• Problem
Within the material below, find each line bearing the word "color" and present it.

• Information shown
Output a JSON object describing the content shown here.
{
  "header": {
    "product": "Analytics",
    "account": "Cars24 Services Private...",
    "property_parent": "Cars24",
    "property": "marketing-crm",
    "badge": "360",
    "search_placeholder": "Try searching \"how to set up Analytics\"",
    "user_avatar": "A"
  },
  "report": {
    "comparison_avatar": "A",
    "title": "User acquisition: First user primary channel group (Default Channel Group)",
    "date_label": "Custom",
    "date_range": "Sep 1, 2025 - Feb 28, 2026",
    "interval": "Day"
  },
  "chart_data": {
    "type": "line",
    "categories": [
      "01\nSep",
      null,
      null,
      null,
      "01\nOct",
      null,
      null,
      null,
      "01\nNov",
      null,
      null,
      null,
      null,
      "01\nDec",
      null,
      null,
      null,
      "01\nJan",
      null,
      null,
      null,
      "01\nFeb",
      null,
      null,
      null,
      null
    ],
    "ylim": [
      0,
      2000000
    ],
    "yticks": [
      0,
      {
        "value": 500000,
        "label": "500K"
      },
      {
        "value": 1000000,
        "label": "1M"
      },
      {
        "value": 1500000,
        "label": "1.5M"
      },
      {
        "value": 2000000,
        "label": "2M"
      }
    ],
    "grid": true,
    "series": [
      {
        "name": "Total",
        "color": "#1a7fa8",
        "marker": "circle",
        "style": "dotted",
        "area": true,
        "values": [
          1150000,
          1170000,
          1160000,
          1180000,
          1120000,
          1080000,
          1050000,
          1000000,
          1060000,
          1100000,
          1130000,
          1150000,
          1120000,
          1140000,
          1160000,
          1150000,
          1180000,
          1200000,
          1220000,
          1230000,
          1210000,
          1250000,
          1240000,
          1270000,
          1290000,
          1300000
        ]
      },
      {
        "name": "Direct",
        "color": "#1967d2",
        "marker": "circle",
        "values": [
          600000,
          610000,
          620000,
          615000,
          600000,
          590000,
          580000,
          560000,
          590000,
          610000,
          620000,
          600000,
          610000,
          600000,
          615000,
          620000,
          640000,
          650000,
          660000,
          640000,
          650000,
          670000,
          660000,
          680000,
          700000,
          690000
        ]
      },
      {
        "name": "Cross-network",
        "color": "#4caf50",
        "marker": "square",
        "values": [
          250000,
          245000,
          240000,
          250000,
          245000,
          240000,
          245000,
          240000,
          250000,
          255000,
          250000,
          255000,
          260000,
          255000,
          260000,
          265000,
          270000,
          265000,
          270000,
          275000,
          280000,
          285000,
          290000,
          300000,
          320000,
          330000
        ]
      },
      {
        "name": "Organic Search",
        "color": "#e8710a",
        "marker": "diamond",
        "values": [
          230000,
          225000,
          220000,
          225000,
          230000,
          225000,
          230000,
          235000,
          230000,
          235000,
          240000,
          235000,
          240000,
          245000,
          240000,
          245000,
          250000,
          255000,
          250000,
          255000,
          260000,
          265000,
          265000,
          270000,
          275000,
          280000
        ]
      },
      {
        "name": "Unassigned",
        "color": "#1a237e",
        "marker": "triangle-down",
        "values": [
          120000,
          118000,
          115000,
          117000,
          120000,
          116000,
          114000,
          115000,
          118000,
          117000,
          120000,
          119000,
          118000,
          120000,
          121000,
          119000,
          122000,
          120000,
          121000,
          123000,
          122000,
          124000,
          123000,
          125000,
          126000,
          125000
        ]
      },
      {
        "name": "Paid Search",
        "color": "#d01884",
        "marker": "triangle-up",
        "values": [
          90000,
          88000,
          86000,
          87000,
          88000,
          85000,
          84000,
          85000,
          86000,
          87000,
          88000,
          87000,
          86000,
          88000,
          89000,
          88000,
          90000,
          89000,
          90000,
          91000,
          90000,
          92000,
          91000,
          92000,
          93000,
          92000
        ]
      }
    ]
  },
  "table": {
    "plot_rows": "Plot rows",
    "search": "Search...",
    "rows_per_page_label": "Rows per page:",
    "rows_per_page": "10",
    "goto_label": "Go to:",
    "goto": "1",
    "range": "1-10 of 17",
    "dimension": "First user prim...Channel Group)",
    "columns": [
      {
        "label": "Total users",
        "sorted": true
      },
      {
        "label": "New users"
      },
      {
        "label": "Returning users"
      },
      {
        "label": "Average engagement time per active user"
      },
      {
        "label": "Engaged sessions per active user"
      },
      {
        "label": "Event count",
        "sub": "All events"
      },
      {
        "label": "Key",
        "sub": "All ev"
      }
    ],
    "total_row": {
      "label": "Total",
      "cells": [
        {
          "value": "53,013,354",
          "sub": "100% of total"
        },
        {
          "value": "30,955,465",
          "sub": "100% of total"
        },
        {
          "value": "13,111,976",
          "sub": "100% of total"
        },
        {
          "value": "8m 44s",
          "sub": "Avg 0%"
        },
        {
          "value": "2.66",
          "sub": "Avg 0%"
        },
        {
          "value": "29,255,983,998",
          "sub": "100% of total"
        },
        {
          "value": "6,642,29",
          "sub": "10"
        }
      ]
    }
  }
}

• Written solution
        "color": "#1a7fa8",
        "color": "#1967d2",
        "color": "#4caf50",
        "color": "#e8710a",
        "color": "#1a237e",
        "color": "#d01884",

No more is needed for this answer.